REQUIREMENT:
Copy, from the entries below, each line in which the string "Metabolism" appears.

Entries from a visual dataset:
-=-=-=-=-

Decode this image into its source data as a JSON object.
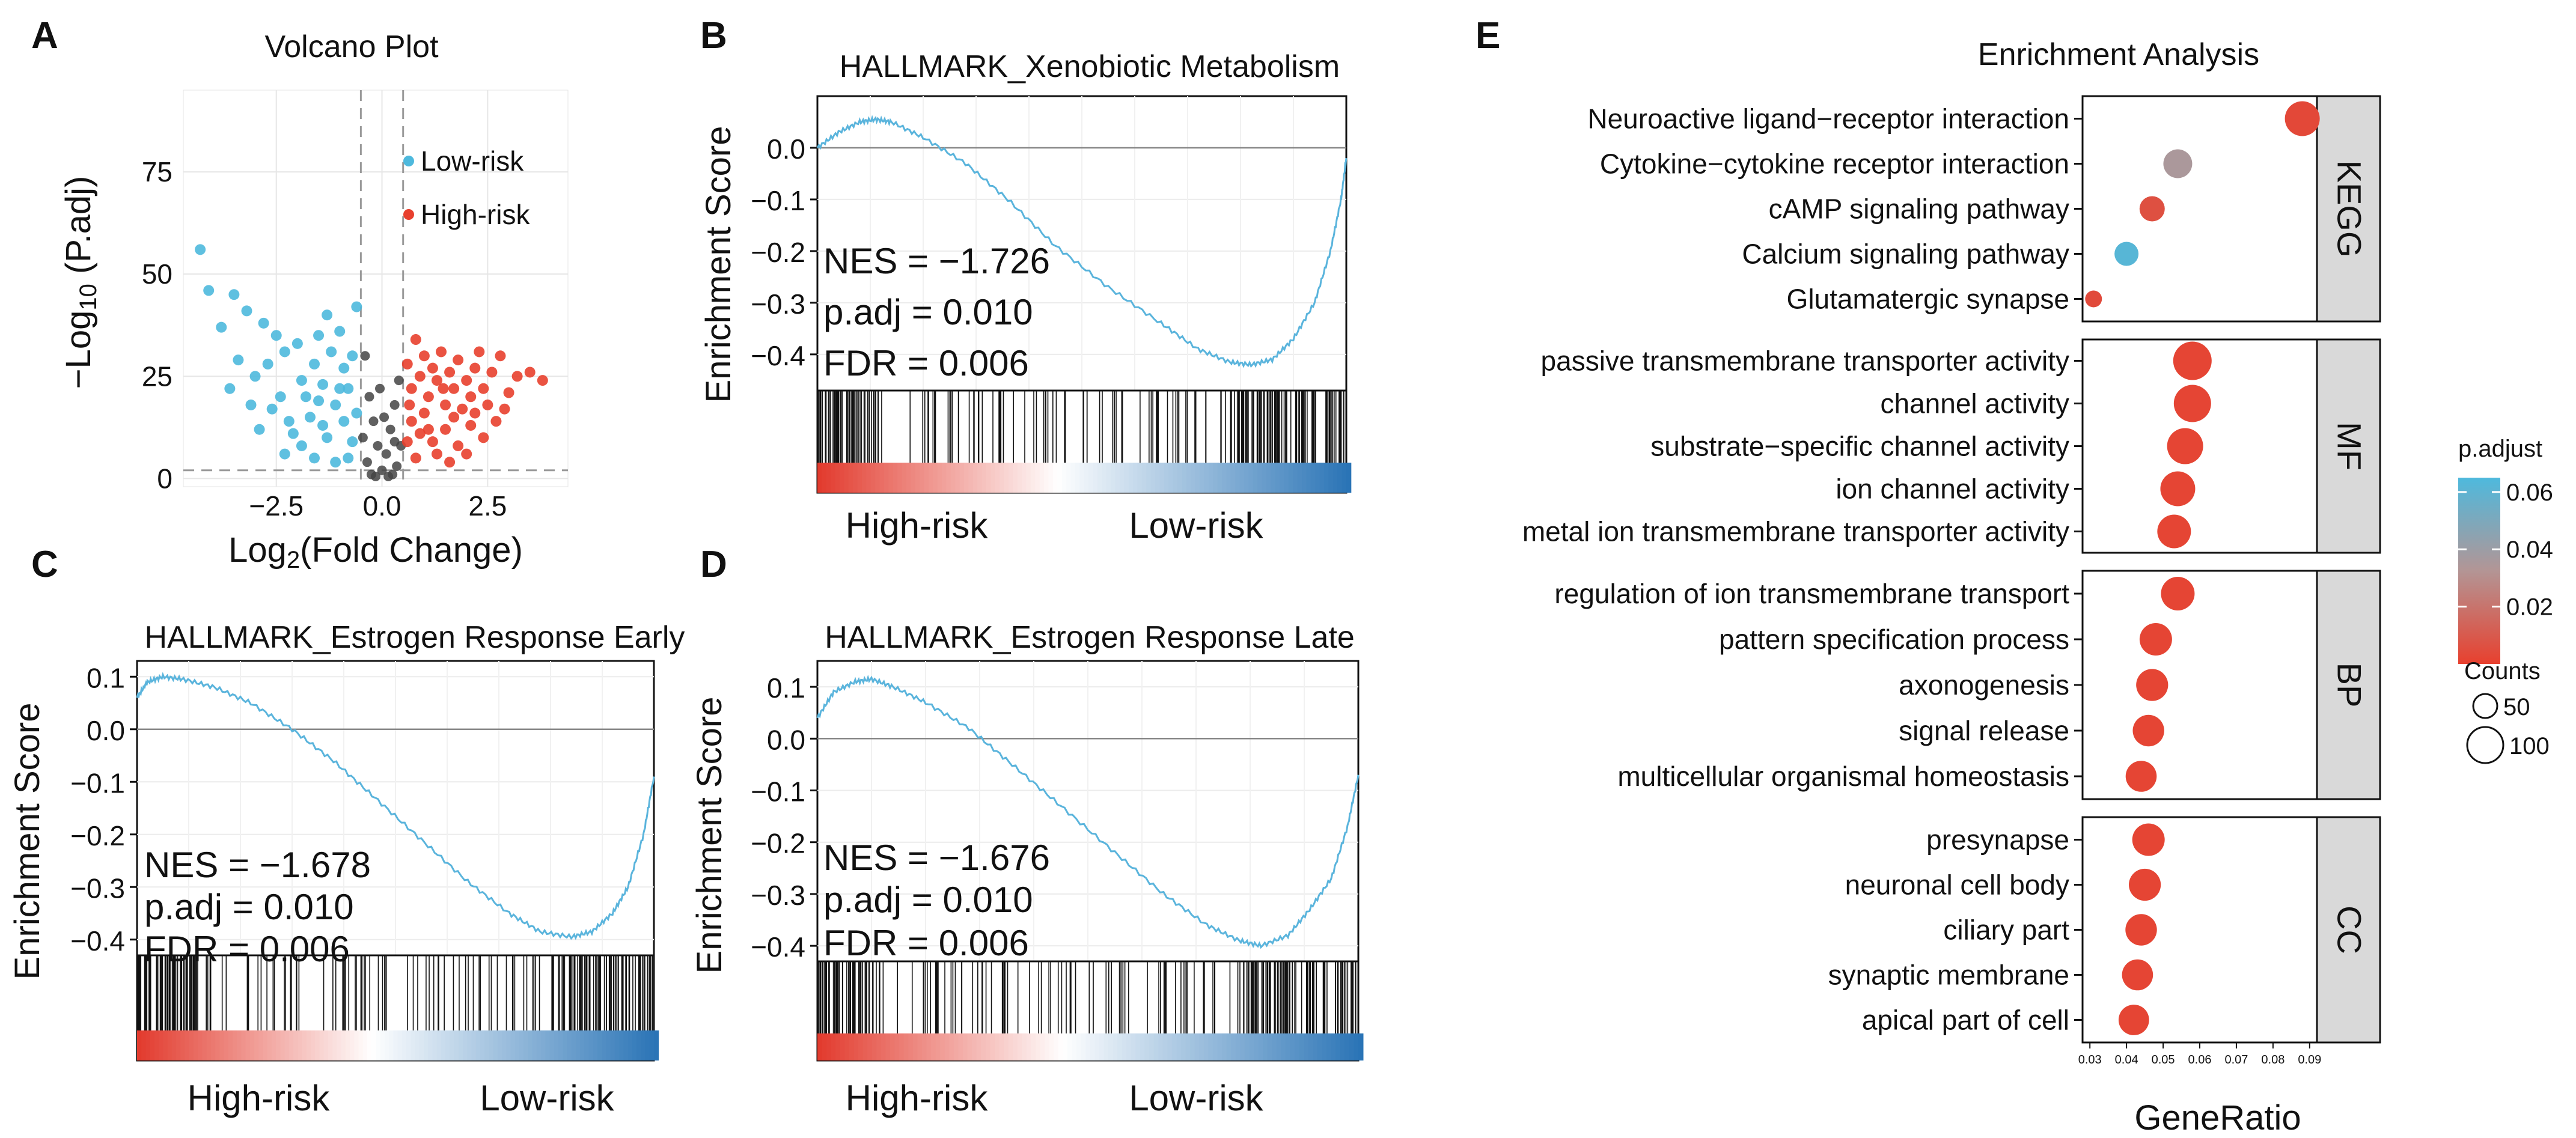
{
  "colors": {
    "high": "#e8402e",
    "low": "#4eb9dd",
    "neutral": "#444444",
    "curve": "#5ab4dc",
    "grid": "#e6e6e6",
    "strip": "#d9d9d9",
    "rank_red": "#e23b2e",
    "rank_blue": "#2a74b6"
  },
  "panels": {
    "A": {
      "label": "A",
      "title": "Volcano Plot"
    },
    "B": {
      "label": "B",
      "title": "HALLMARK_Xenobiotic Metabolism"
    },
    "C": {
      "label": "C",
      "title": "HALLMARK_Estrogen Response Early"
    },
    "D": {
      "label": "D",
      "title": "HALLMARK_Estrogen Response Late"
    },
    "E": {
      "label": "E",
      "title": "Enrichment Analysis"
    }
  },
  "chart_data": [
    {
      "id": "A",
      "type": "scatter",
      "title": "Volcano Plot",
      "xlabel_base": "Log",
      "xlabel_sub": "2",
      "xlabel_rest": "(Fold Change)",
      "ylabel_base": "−Log",
      "ylabel_sub": "10",
      "ylabel_rest": " (P.adj)",
      "xlim": [
        -4.7,
        4.4
      ],
      "ylim": [
        -2,
        95
      ],
      "xticks": [
        -2.5,
        0.0,
        2.5
      ],
      "xtick_labels": [
        "−2.5",
        "0.0",
        "2.5"
      ],
      "yticks": [
        0,
        25,
        50,
        75
      ],
      "ytick_labels": [
        "0",
        "25",
        "50",
        "75"
      ],
      "fc_threshold": 0.5,
      "p_threshold": 2,
      "legend": [
        {
          "name": "Low-risk",
          "color": "#4eb9dd"
        },
        {
          "name": "High-risk",
          "color": "#e8402e"
        }
      ],
      "points": [
        [
          -4.3,
          56
        ],
        [
          -4.1,
          46
        ],
        [
          -3.8,
          37
        ],
        [
          -3.5,
          45
        ],
        [
          -3.2,
          41
        ],
        [
          -3.4,
          29
        ],
        [
          -2.8,
          38
        ],
        [
          -2.5,
          35
        ],
        [
          -3.0,
          25
        ],
        [
          -2.7,
          28
        ],
        [
          -2.3,
          31
        ],
        [
          -2.0,
          33
        ],
        [
          -1.9,
          24
        ],
        [
          -2.4,
          20
        ],
        [
          -1.6,
          28
        ],
        [
          -1.5,
          35
        ],
        [
          -1.3,
          40
        ],
        [
          -1.2,
          31
        ],
        [
          -1.0,
          36
        ],
        [
          -0.9,
          27
        ],
        [
          -0.8,
          22
        ],
        [
          -1.1,
          18
        ],
        [
          -1.7,
          15
        ],
        [
          -2.2,
          14
        ],
        [
          -2.9,
          12
        ],
        [
          -3.1,
          18
        ],
        [
          -0.7,
          30
        ],
        [
          -0.6,
          42
        ],
        [
          -1.4,
          23
        ],
        [
          -1.8,
          20
        ],
        [
          -2.6,
          17
        ],
        [
          -3.6,
          22
        ],
        [
          -0.9,
          14
        ],
        [
          -1.3,
          10
        ],
        [
          -0.7,
          9
        ],
        [
          -1.9,
          8
        ],
        [
          -2.3,
          6
        ],
        [
          -1.6,
          5
        ],
        [
          -0.8,
          5
        ],
        [
          -1.1,
          4
        ],
        [
          -2.1,
          11
        ],
        [
          -1.4,
          13
        ],
        [
          -0.6,
          16
        ],
        [
          -1.0,
          22
        ],
        [
          -1.5,
          19
        ],
        [
          0.6,
          28
        ],
        [
          0.7,
          22
        ],
        [
          0.8,
          34
        ],
        [
          0.9,
          25
        ],
        [
          1.0,
          30
        ],
        [
          1.1,
          20
        ],
        [
          1.2,
          27
        ],
        [
          1.3,
          24
        ],
        [
          1.4,
          31
        ],
        [
          1.5,
          18
        ],
        [
          1.6,
          26
        ],
        [
          1.7,
          22
        ],
        [
          1.8,
          29
        ],
        [
          1.9,
          17
        ],
        [
          2.0,
          24
        ],
        [
          2.1,
          20
        ],
        [
          2.2,
          27
        ],
        [
          2.3,
          31
        ],
        [
          2.4,
          22
        ],
        [
          2.5,
          18
        ],
        [
          2.6,
          26
        ],
        [
          2.8,
          30
        ],
        [
          3.0,
          21
        ],
        [
          3.2,
          25
        ],
        [
          3.5,
          26
        ],
        [
          3.8,
          24
        ],
        [
          0.7,
          14
        ],
        [
          0.9,
          11
        ],
        [
          1.2,
          9
        ],
        [
          1.5,
          12
        ],
        [
          1.8,
          8
        ],
        [
          2.1,
          13
        ],
        [
          2.4,
          10
        ],
        [
          1.0,
          16
        ],
        [
          1.3,
          6
        ],
        [
          0.8,
          5
        ],
        [
          1.6,
          4
        ],
        [
          2.0,
          6
        ],
        [
          2.7,
          14
        ],
        [
          0.6,
          9
        ],
        [
          1.1,
          12
        ],
        [
          1.7,
          15
        ],
        [
          2.2,
          16
        ],
        [
          2.9,
          17
        ],
        [
          0.65,
          18
        ],
        [
          1.45,
          22
        ]
      ],
      "neutral_points": [
        [
          -0.4,
          30
        ],
        [
          -0.3,
          20
        ],
        [
          -0.2,
          14
        ],
        [
          0.2,
          12
        ],
        [
          0.3,
          18
        ],
        [
          0.4,
          24
        ],
        [
          -0.1,
          8
        ],
        [
          0.1,
          6
        ],
        [
          -0.35,
          4
        ],
        [
          0.35,
          3
        ],
        [
          0.0,
          2
        ],
        [
          -0.25,
          1
        ],
        [
          0.25,
          1
        ],
        [
          -0.15,
          0.5
        ],
        [
          0.15,
          0.5
        ],
        [
          -0.45,
          10
        ],
        [
          0.45,
          8
        ],
        [
          0.05,
          15
        ],
        [
          -0.05,
          22
        ],
        [
          0.3,
          9
        ]
      ]
    },
    {
      "id": "B",
      "type": "line",
      "title": "HALLMARK_Xenobiotic Metabolism",
      "ylabel": "Enrichment Score",
      "ylim": [
        -0.47,
        0.1
      ],
      "yticks": [
        0.0,
        -0.1,
        -0.2,
        -0.3,
        -0.4
      ],
      "ytick_labels": [
        "0.0",
        "−0.1",
        "−0.2",
        "−0.3",
        "−0.4"
      ],
      "stats": [
        "NES = −1.726",
        "p.adj = 0.010",
        "FDR = 0.006"
      ],
      "rank_labels": [
        "High-risk",
        "Low-risk"
      ],
      "curve": [
        [
          0,
          0.0
        ],
        [
          0.04,
          0.03
        ],
        [
          0.08,
          0.05
        ],
        [
          0.11,
          0.055
        ],
        [
          0.14,
          0.05
        ],
        [
          0.2,
          0.02
        ],
        [
          0.28,
          -0.03
        ],
        [
          0.36,
          -0.1
        ],
        [
          0.45,
          -0.19
        ],
        [
          0.55,
          -0.27
        ],
        [
          0.65,
          -0.34
        ],
        [
          0.72,
          -0.39
        ],
        [
          0.78,
          -0.415
        ],
        [
          0.82,
          -0.42
        ],
        [
          0.86,
          -0.41
        ],
        [
          0.9,
          -0.37
        ],
        [
          0.94,
          -0.3
        ],
        [
          0.97,
          -0.2
        ],
        [
          0.99,
          -0.1
        ],
        [
          1.0,
          -0.02
        ]
      ]
    },
    {
      "id": "C",
      "type": "line",
      "title": "HALLMARK_Estrogen Response Early",
      "ylabel": "Enrichment Score",
      "ylim": [
        -0.43,
        0.13
      ],
      "yticks": [
        0.1,
        0.0,
        -0.1,
        -0.2,
        -0.3,
        -0.4
      ],
      "ytick_labels": [
        "0.1",
        "0.0",
        "−0.1",
        "−0.2",
        "−0.3",
        "−0.4"
      ],
      "stats": [
        "NES = −1.678",
        "p.adj = 0.010",
        "FDR = 0.006"
      ],
      "rank_labels": [
        "High-risk",
        "Low-risk"
      ],
      "curve": [
        [
          0,
          0.06
        ],
        [
          0.02,
          0.09
        ],
        [
          0.05,
          0.1
        ],
        [
          0.09,
          0.095
        ],
        [
          0.15,
          0.08
        ],
        [
          0.22,
          0.05
        ],
        [
          0.3,
          0.0
        ],
        [
          0.38,
          -0.06
        ],
        [
          0.46,
          -0.13
        ],
        [
          0.55,
          -0.21
        ],
        [
          0.64,
          -0.29
        ],
        [
          0.72,
          -0.35
        ],
        [
          0.78,
          -0.385
        ],
        [
          0.84,
          -0.395
        ],
        [
          0.88,
          -0.385
        ],
        [
          0.92,
          -0.35
        ],
        [
          0.95,
          -0.3
        ],
        [
          0.98,
          -0.2
        ],
        [
          1.0,
          -0.09
        ]
      ]
    },
    {
      "id": "D",
      "type": "line",
      "title": "HALLMARK_Estrogen Response Late",
      "ylabel": "Enrichment Score",
      "ylim": [
        -0.43,
        0.15
      ],
      "yticks": [
        0.1,
        0.0,
        -0.1,
        -0.2,
        -0.3,
        -0.4
      ],
      "ytick_labels": [
        "0.1",
        "0.0",
        "−0.1",
        "−0.2",
        "−0.3",
        "−0.4"
      ],
      "stats": [
        "NES = −1.676",
        "p.adj = 0.010",
        "FDR = 0.006"
      ],
      "rank_labels": [
        "High-risk",
        "Low-risk"
      ],
      "curve": [
        [
          0,
          0.04
        ],
        [
          0.03,
          0.09
        ],
        [
          0.07,
          0.11
        ],
        [
          0.1,
          0.115
        ],
        [
          0.14,
          0.1
        ],
        [
          0.2,
          0.07
        ],
        [
          0.28,
          0.02
        ],
        [
          0.36,
          -0.05
        ],
        [
          0.45,
          -0.13
        ],
        [
          0.55,
          -0.22
        ],
        [
          0.64,
          -0.3
        ],
        [
          0.72,
          -0.36
        ],
        [
          0.78,
          -0.39
        ],
        [
          0.82,
          -0.4
        ],
        [
          0.87,
          -0.38
        ],
        [
          0.91,
          -0.33
        ],
        [
          0.95,
          -0.27
        ],
        [
          0.98,
          -0.17
        ],
        [
          1.0,
          -0.07
        ]
      ]
    },
    {
      "id": "E",
      "type": "scatter",
      "title": "Enrichment Analysis",
      "xlabel": "GeneRatio",
      "xlim": [
        0.028,
        0.092
      ],
      "xticks": [
        0.03,
        0.04,
        0.05,
        0.06,
        0.07,
        0.08,
        0.09
      ],
      "xtick_labels": [
        "0.03",
        "0.04",
        "0.05",
        "0.06",
        "0.07",
        "0.08",
        "0.09"
      ],
      "groups": [
        {
          "name": "KEGG",
          "terms": [
            {
              "term": "Neuroactive ligand−receptor interaction",
              "ratio": 0.088,
              "padj": 0.003,
              "count": 120
            },
            {
              "term": "Cytokine−cytokine receptor interaction",
              "ratio": 0.054,
              "padj": 0.035,
              "count": 95
            },
            {
              "term": "cAMP signaling pathway",
              "ratio": 0.047,
              "padj": 0.006,
              "count": 80
            },
            {
              "term": "Calcium signaling pathway",
              "ratio": 0.04,
              "padj": 0.062,
              "count": 75
            },
            {
              "term": "Glutamatergic synapse",
              "ratio": 0.031,
              "padj": 0.004,
              "count": 45
            }
          ]
        },
        {
          "name": "MF",
          "terms": [
            {
              "term": "passive transmembrane transporter activity",
              "ratio": 0.058,
              "padj": 0.002,
              "count": 135
            },
            {
              "term": "channel activity",
              "ratio": 0.058,
              "padj": 0.002,
              "count": 130
            },
            {
              "term": "substrate−specific channel activity",
              "ratio": 0.056,
              "padj": 0.002,
              "count": 125
            },
            {
              "term": "ion channel activity",
              "ratio": 0.054,
              "padj": 0.002,
              "count": 120
            },
            {
              "term": "metal ion transmembrane transporter activity",
              "ratio": 0.053,
              "padj": 0.002,
              "count": 115
            }
          ]
        },
        {
          "name": "BP",
          "terms": [
            {
              "term": "regulation of ion transmembrane transport",
              "ratio": 0.054,
              "padj": 0.002,
              "count": 115
            },
            {
              "term": "pattern specification process",
              "ratio": 0.048,
              "padj": 0.002,
              "count": 110
            },
            {
              "term": "axonogenesis",
              "ratio": 0.047,
              "padj": 0.002,
              "count": 108
            },
            {
              "term": "signal release",
              "ratio": 0.046,
              "padj": 0.002,
              "count": 106
            },
            {
              "term": "multicellular organismal homeostasis",
              "ratio": 0.044,
              "padj": 0.002,
              "count": 104
            }
          ]
        },
        {
          "name": "CC",
          "terms": [
            {
              "term": "presynapse",
              "ratio": 0.046,
              "padj": 0.002,
              "count": 110
            },
            {
              "term": "neuronal cell body",
              "ratio": 0.045,
              "padj": 0.002,
              "count": 108
            },
            {
              "term": "ciliary part",
              "ratio": 0.044,
              "padj": 0.002,
              "count": 106
            },
            {
              "term": "synaptic membrane",
              "ratio": 0.043,
              "padj": 0.002,
              "count": 104
            },
            {
              "term": "apical part of cell",
              "ratio": 0.042,
              "padj": 0.002,
              "count": 102
            }
          ]
        }
      ],
      "legend_padj": {
        "title": "p.adjust",
        "ticks": [
          0.06,
          0.04,
          0.02
        ],
        "tick_labels": [
          "0.06",
          "0.04",
          "0.02"
        ],
        "range": [
          0.0,
          0.065
        ]
      },
      "legend_counts": {
        "title": "Counts",
        "values": [
          50,
          100
        ],
        "labels": [
          "50",
          "100"
        ]
      }
    }
  ]
}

-=-=-=-=-

TASK OUTPUT:
      "title": "HALLMARK_Xenobiotic Metabolism"
      "title": "HALLMARK_Xenobiotic Metabolism",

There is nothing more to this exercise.